TASK: Every line of the material is to be quoted verbatim, minus the pictures.

==*==

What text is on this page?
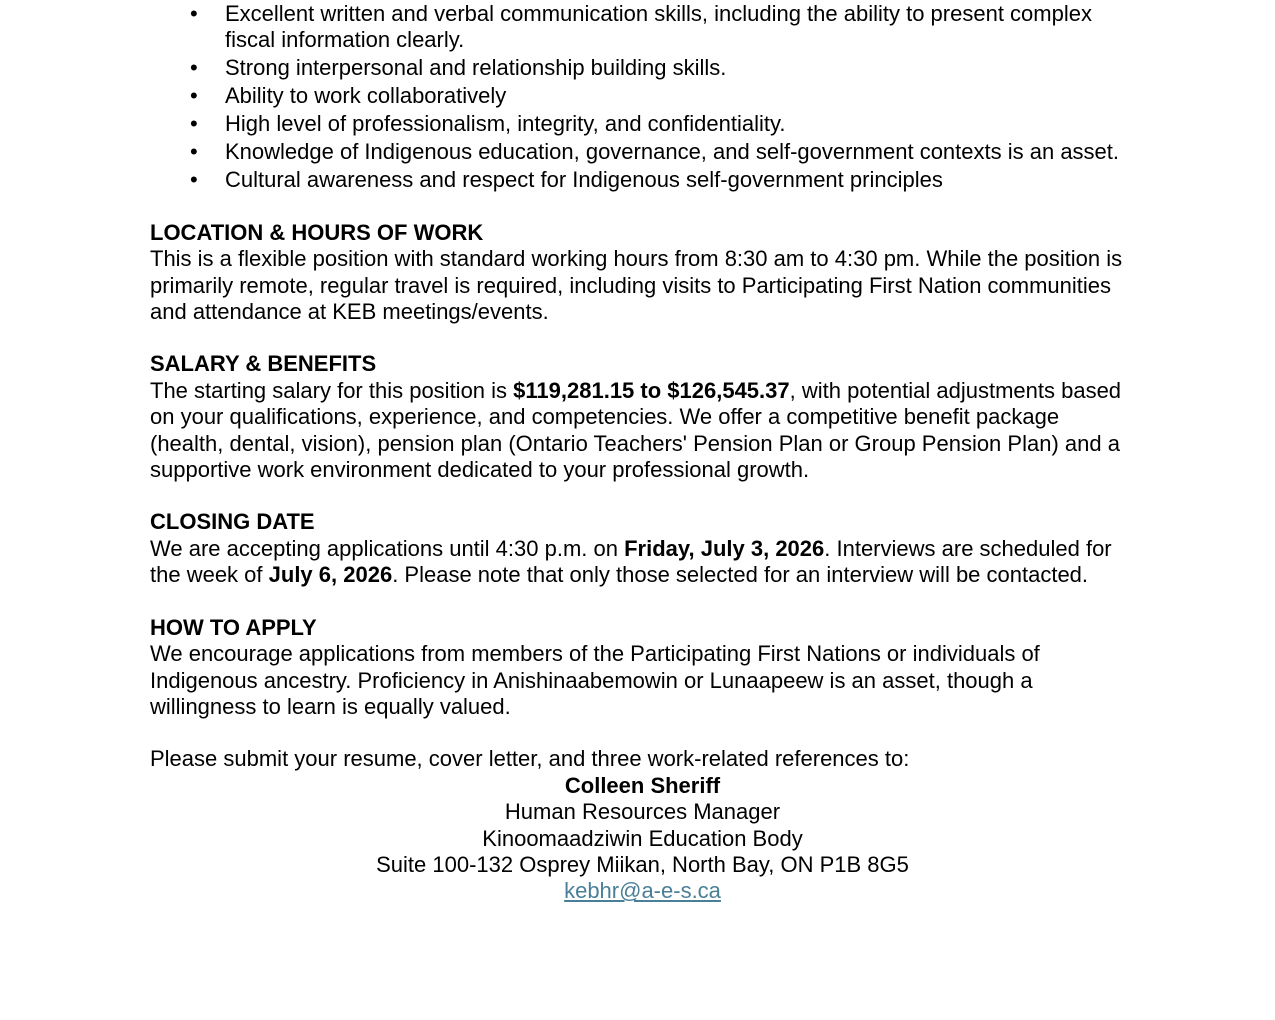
• Excellent written and verbal communication skills, including the ability to present complex fiscal information clearly.
• Strong interpersonal and relationship building skills.
• Ability to work collaboratively
• High level of professionalism, integrity, and confidentiality.
• Knowledge of Indigenous education, governance, and self-government contexts is an asset.
• Cultural awareness and respect for Indigenous self-government principles
LOCATION & HOURS OF WORK

This is a flexible position with standard working hours from 8:30 am to 4:30 pm. While the position is primarily remote, regular travel is required, including visits to Participating First Nation communities and attendance at KEB meetings/events.

SALARY & BENEFITS

The starting salary for this position is $119,281.15 to $126,545.37, with potential adjustments based on your qualifications, experience, and competencies. We offer a competitive benefit package (health, dental, vision), pension plan (Ontario Teachers' Pension Plan or Group Pension Plan) and a supportive work environment dedicated to your professional growth.

CLOSING DATE

We are accepting applications until 4:30 p.m. on Friday, July 3, 2026. Interviews are scheduled for the week of July 6, 2026. Please note that only those selected for an interview will be contacted.

HOW TO APPLY

We encourage applications from members of the Participating First Nations or individuals of Indigenous ancestry. Proficiency in Anishinaabemowin or Lunaapeew is an asset, though a willingness to learn is equally valued.

Please submit your resume, cover letter, and three work-related references to:

Colleen Sheriff
Human Resources Manager
Kinoomaadziwin Education Body
Suite 100-132 Osprey Miikan, North Bay, ON P1B 8G5
kebhr@a-e-s.ca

==*==

OUTPUT OF THE EXERCISE:
What text is on this page?
• Excellent written and verbal communication skills, including the ability to present complex fiscal information clearly.
• Strong interpersonal and relationship building skills.
• Ability to work collaboratively
• High level of professionalism, integrity, and confidentiality.
• Knowledge of Indigenous education, governance, and self-government contexts is an asset.
• Cultural awareness and respect for Indigenous self-government principles
LOCATION & HOURS OF WORK

This is a flexible position with standard working hours from 8:30 am to 4:30 pm. While the position is primarily remote, regular travel is required, including visits to Participating First Nation communities and attendance at KEB meetings/events.

SALARY & BENEFITS

The starting salary for this position is $119,281.15 to $126,545.37, with potential adjustments based on your qualifications, experience, and competencies. We offer a competitive benefit package (health, dental, vision), pension plan (Ontario Teachers' Pension Plan or Group Pension Plan) and a supportive work environment dedicated to your professional growth.

CLOSING DATE

We are accepting applications until 4:30 p.m. on Friday, July 3, 2026. Interviews are scheduled for the week of July 6, 2026. Please note that only those selected for an interview will be contacted.

HOW TO APPLY

We encourage applications from members of the Participating First Nations or individuals of Indigenous ancestry. Proficiency in Anishinaabemowin or Lunaapeew is an asset, though a willingness to learn is equally valued.

Please submit your resume, cover letter, and three work-related references to:

Colleen Sheriff
Human Resources Manager
Kinoomaadziwin Education Body
Suite 100-132 Osprey Miikan, North Bay, ON P1B 8G5
kebhr@a-e-s.ca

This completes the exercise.